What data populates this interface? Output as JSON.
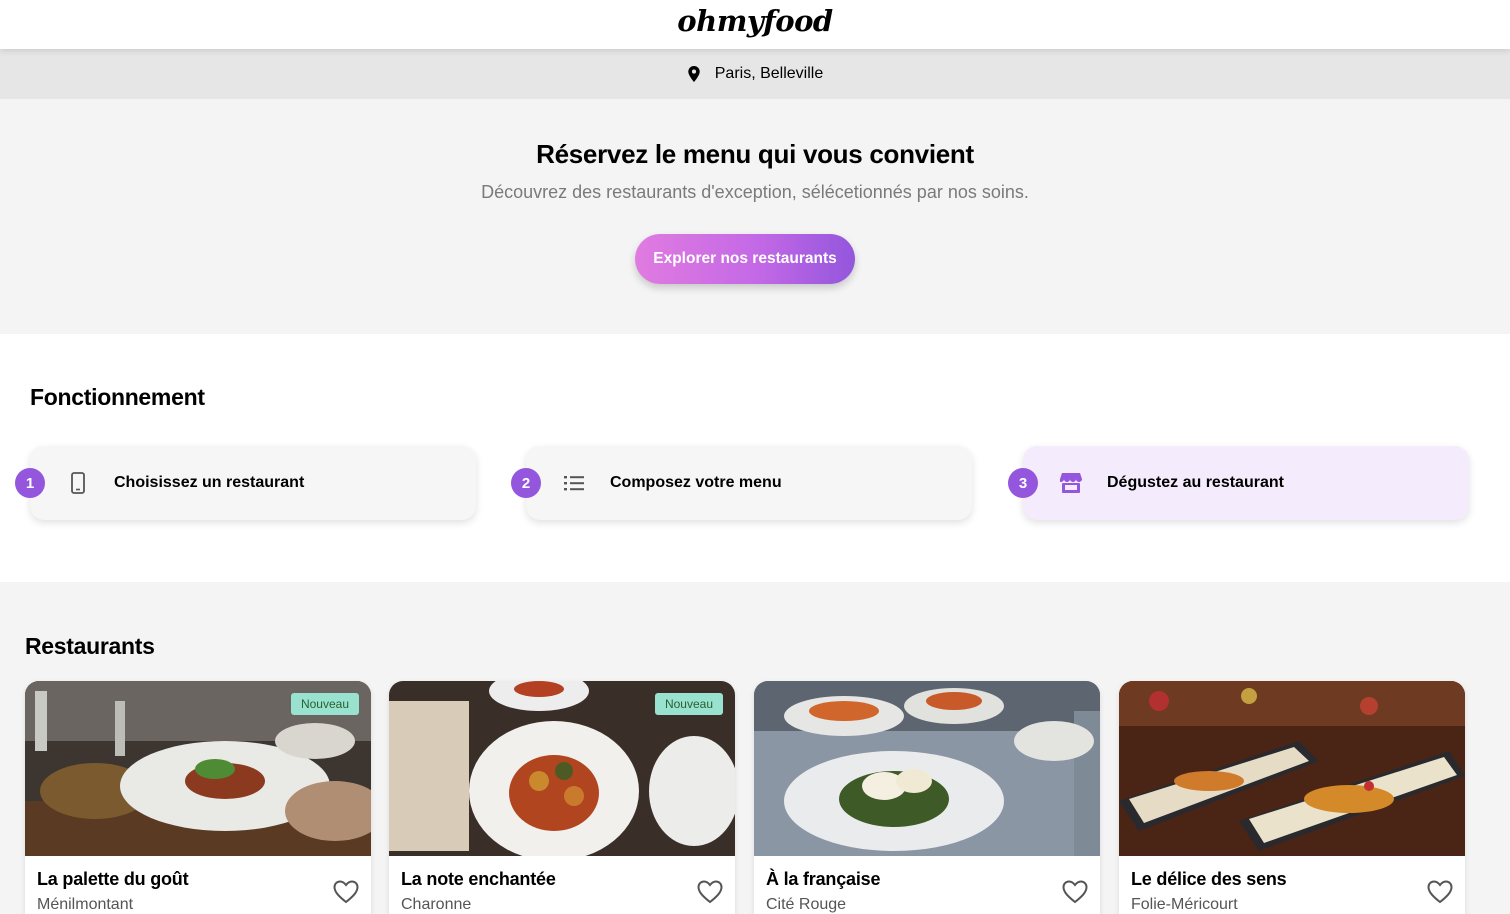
{
  "header": {
    "logo": "ohmyfood"
  },
  "location": {
    "icon": "map-pin-icon",
    "label": "Paris, Belleville"
  },
  "hero": {
    "title": "Réservez le menu qui vous convient",
    "subtitle": "Découvrez des restaurants d'exception, sélécetionnés par nos soins.",
    "cta_label": "Explorer nos restaurants"
  },
  "how": {
    "title": "Fonctionnement",
    "steps": [
      {
        "number": "1",
        "icon": "phone-icon",
        "label": "Choisissez un restaurant"
      },
      {
        "number": "2",
        "icon": "list-icon",
        "label": "Composez votre menu"
      },
      {
        "number": "3",
        "icon": "store-icon",
        "label": "Dégustez au restaurant"
      }
    ]
  },
  "restaurants": {
    "title": "Restaurants",
    "items": [
      {
        "name": "La palette du goût",
        "area": "Ménilmontant",
        "badge": "Nouveau"
      },
      {
        "name": "La note enchantée",
        "area": "Charonne",
        "badge": "Nouveau"
      },
      {
        "name": "À la française",
        "area": "Cité Rouge"
      },
      {
        "name": "Le délice des sens",
        "area": "Folie-Méricourt"
      }
    ]
  },
  "colors": {
    "accent": "#9356dc",
    "gradient_start": "#e07be0",
    "badge_bg": "#99e2d0"
  }
}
══════════════════════════════
**Set problem**
Return the lines of the records that include the string "area".

**The result**
        "area": "Ménilmontant",
        "area": "Charonne",
        "area": "Cité Rouge"
        "area": "Folie-Méricourt"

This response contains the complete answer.